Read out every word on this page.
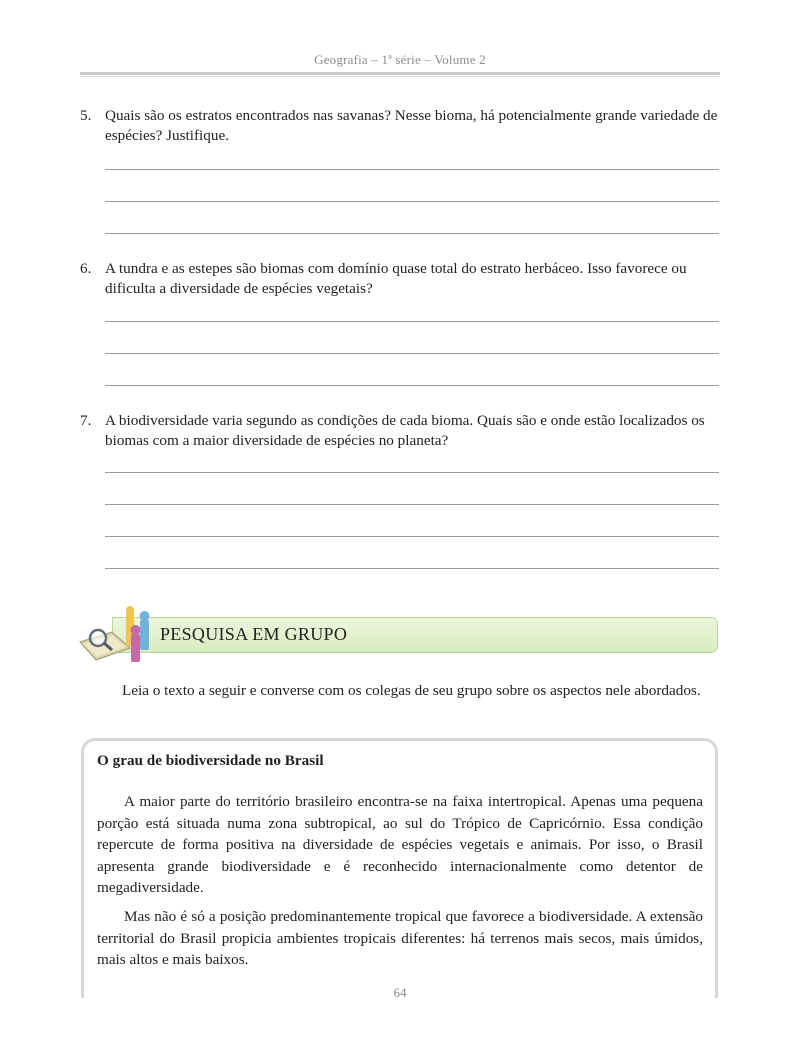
Geografia – 1ª série – Volume 2
5. Quais são os estratos encontrados nas savanas? Nesse bioma, há potencialmente grande variedade de espécies? Justifique.
6. A tundra e as estepes são biomas com domínio quase total do estrato herbáceo. Isso favorece ou dificulta a diversidade de espécies vegetais?
7. A biodiversidade varia segundo as condições de cada bioma. Quais são e onde estão localizados os biomas com a maior diversidade de espécies no planeta?
PESQUISA EM GRUPO
Leia o texto a seguir e converse com os colegas de seu grupo sobre os aspectos nele abordados.
O grau de biodiversidade no Brasil

A maior parte do território brasileiro encontra-se na faixa intertropical. Apenas uma pequena porção está situada numa zona subtropical, ao sul do Trópico de Capricórnio. Essa condição repercute de forma positiva na diversidade de espécies vegetais e animais. Por isso, o Brasil apresenta grande biodiversidade e é reconhecido internacionalmente como detentor de megadiversidade.

Mas não é só a posição predominantemente tropical que favorece a biodiversidade. A extensão territorial do Brasil propicia ambientes tropicais diferentes: há terrenos mais secos, mais úmidos, mais altos e mais baixos.

64
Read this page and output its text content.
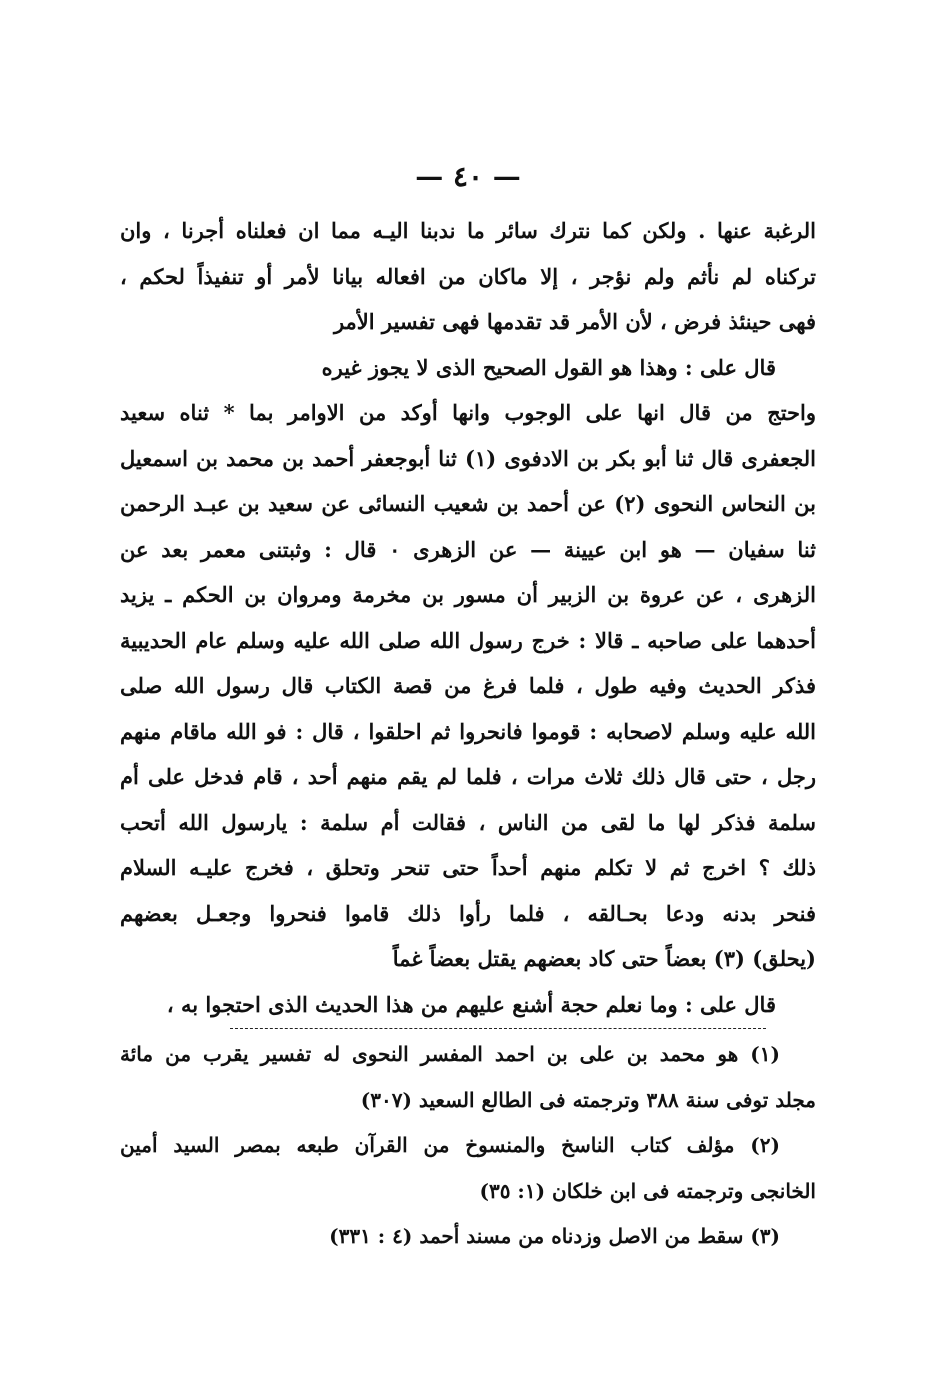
— ٤٠ —
الرغبة عنها . ولكن كما نترك سائر ما ندبنا اليـه مما ان فعلناه أجرنا ، وان
تركناه لم نأثم ولم نؤجر ، إلا ماكان من افعاله بيانا لأمر أو تنفيذاً لحكم ،
فهى حينئذ فرض ، لأن الأمر قد تقدمها فهى تفسير الأمر
قال على : وهذا هو القول الصحيح الذى لا يجوز غيره
واحتج من قال انها على الوجوب وانها أوكد من الاوامر بما * ثناه سعيد
الجعفرى قال ثنا أبو بكر بن الادفوى (١) ثنا أبوجعفر أحمد بن محمد بن اسمعيل
بن النحاس النحوى (٢) عن أحمد بن شعيب النسائى عن سعيد بن عبـد الرحمن
ثنا سفيان — هو ابن عيينة — عن الزهرى ٠ قال : وثبتنى معمر بعد عن
الزهرى ، عن عروة بن الزبير أن مسور بن مخرمة ومروان بن الحكم ـ يزيد
أحدهما على صاحبه ـ قالا : خرج رسول الله صلى الله عليه وسلم عام الحديبية
فذكر الحديث وفيه طول ، فلما فرغ من قصة الكتاب قال رسول الله صلى
الله عليه وسلم لاصحابه : قوموا فانحروا ثم احلقوا ، قال : فو الله ماقام منهم
رجل ، حتى قال ذلك ثلاث مرات ، فلما لم يقم منهم أحد ، قام فدخل على أم
سلمة فذكر لها ما لقى من الناس ، فقالت أم سلمة : يارسول الله أتحب
ذلك ؟ اخرج ثم لا تكلم منهم أحداً حتى تنحر وتحلق ، فخرج عليـه السلام
فنحر بدنه ودعا بحـالقه ، فلما رأوا ذلك قاموا فنحروا وجعـل بعضهم
(يحلق) (٣) بعضاً حتى كاد بعضهم يقتل بعضاً غماً
قال على : وما نعلم حجة أشنع عليهم من هذا الحديث الذى احتجوا به ،
(١) هو محمد بن على بن احمد المفسر النحوى له تفسير يقرب من مائة
مجلد توفى سنة ٣٨٨ وترجمته فى الطالع السعيد (٣٠٧)
(٢) مؤلف كتاب الناسخ والمنسوخ من القرآن طبعه بمصر السيد أمين
الخانجى وترجمته فى ابن خلكان (١: ٣٥)
(٣) سقط من الاصل وزدناه من مسند أحمد (٤ : ٣٣١)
####
_What you are asked to do_:
Isolate the lines above that contain the word "فلما" and copy them.

_Task answer_:
فذكر الحديث وفيه طول ، فلما فرغ من قصة الكتاب قال رسول الله صلى
رجل ، حتى قال ذلك ثلاث مرات ، فلما لم يقم منهم أحد ، قام فدخل على أم
فنحر بدنه ودعا بحـالقه ، فلما رأوا ذلك قاموا فنحروا وجعـل بعضهم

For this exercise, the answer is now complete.